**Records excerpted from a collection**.
◇ ◇ ◇
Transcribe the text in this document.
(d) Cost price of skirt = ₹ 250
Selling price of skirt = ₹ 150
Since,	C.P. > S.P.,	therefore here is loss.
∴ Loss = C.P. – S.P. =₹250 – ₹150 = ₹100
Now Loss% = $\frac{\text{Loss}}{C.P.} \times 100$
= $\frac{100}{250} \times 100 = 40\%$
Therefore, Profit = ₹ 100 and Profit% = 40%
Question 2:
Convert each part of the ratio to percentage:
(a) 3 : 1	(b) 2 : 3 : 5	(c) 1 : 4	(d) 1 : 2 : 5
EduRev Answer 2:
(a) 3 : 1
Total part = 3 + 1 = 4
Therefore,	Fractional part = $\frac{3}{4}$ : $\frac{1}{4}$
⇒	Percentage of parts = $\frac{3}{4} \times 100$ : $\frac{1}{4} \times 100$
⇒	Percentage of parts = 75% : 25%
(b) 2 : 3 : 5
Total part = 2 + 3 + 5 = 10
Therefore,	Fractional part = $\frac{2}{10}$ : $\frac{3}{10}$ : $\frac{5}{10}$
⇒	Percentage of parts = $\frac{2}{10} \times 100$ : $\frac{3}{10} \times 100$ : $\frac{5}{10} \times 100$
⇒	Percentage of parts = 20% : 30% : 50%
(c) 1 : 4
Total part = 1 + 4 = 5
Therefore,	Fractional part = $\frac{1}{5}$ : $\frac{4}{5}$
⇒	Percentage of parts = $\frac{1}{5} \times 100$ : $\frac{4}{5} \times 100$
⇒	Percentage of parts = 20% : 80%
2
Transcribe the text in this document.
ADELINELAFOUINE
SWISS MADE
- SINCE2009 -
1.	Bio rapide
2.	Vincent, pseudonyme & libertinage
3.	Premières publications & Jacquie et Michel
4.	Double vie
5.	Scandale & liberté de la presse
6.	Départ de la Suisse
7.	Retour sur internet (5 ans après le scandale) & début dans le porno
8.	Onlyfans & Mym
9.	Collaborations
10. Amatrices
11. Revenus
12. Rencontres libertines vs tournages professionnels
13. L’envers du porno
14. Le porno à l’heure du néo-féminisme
◇ ◇ ◇
**WRITTEN REQUEST**.
Output the entries verbatim.

**OUTPUT**.
Transcribe the text in this document.
(d) Cost price of skirt = ₹ 250
Selling price of skirt = ₹ 150
Since,	C.P. > S.P.,	therefore here is loss.
∴ Loss = C.P. – S.P. =₹250 – ₹150 = ₹100
Now Loss% = $\frac{\text{Loss}}{C.P.} \times 100$
= $\frac{100}{250} \times 100 = 40\%$
Therefore, Profit = ₹ 100 and Profit% = 40%
Question 2:
Convert each part of the ratio to percentage:
(a) 3 : 1	(b) 2 : 3 : 5	(c) 1 : 4	(d) 1 : 2 : 5
EduRev Answer 2:
(a) 3 : 1
Total part = 3 + 1 = 4
Therefore,	Fractional part = $\frac{3}{4}$ : $\frac{1}{4}$
⇒	Percentage of parts = $\frac{3}{4} \times 100$ : $\frac{1}{4} \times 100$
⇒	Percentage of parts = 75% : 25%
(b) 2 : 3 : 5
Total part = 2 + 3 + 5 = 10
Therefore,	Fractional part = $\frac{2}{10}$ : $\frac{3}{10}$ : $\frac{5}{10}$
⇒	Percentage of parts = $\frac{2}{10} \times 100$ : $\frac{3}{10} \times 100$ : $\frac{5}{10} \times 100$
⇒	Percentage of parts = 20% : 30% : 50%
(c) 1 : 4
Total part = 1 + 4 = 5
Therefore,	Fractional part = $\frac{1}{5}$ : $\frac{4}{5}$
⇒	Percentage of parts = $\frac{1}{5} \times 100$ : $\frac{4}{5} \times 100$
⇒	Percentage of parts = 20% : 80%
2
Transcribe the text in this document.
ADELINELAFOUINE
SWISS MADE
- SINCE2009 -
1.	Bio rapide
2.	Vincent, pseudonyme & libertinage
3.	Premières publications & Jacquie et Michel
4.	Double vie
5.	Scandale & liberté de la presse
6.	Départ de la Suisse
7.	Retour sur internet (5 ans après le scandale) & début dans le porno
8.	Onlyfans & Mym
9.	Collaborations
10. Amatrices
11. Revenus
12. Rencontres libertines vs tournages professionnels
13. L’envers du porno
14. Le porno à l’heure du néo-féminisme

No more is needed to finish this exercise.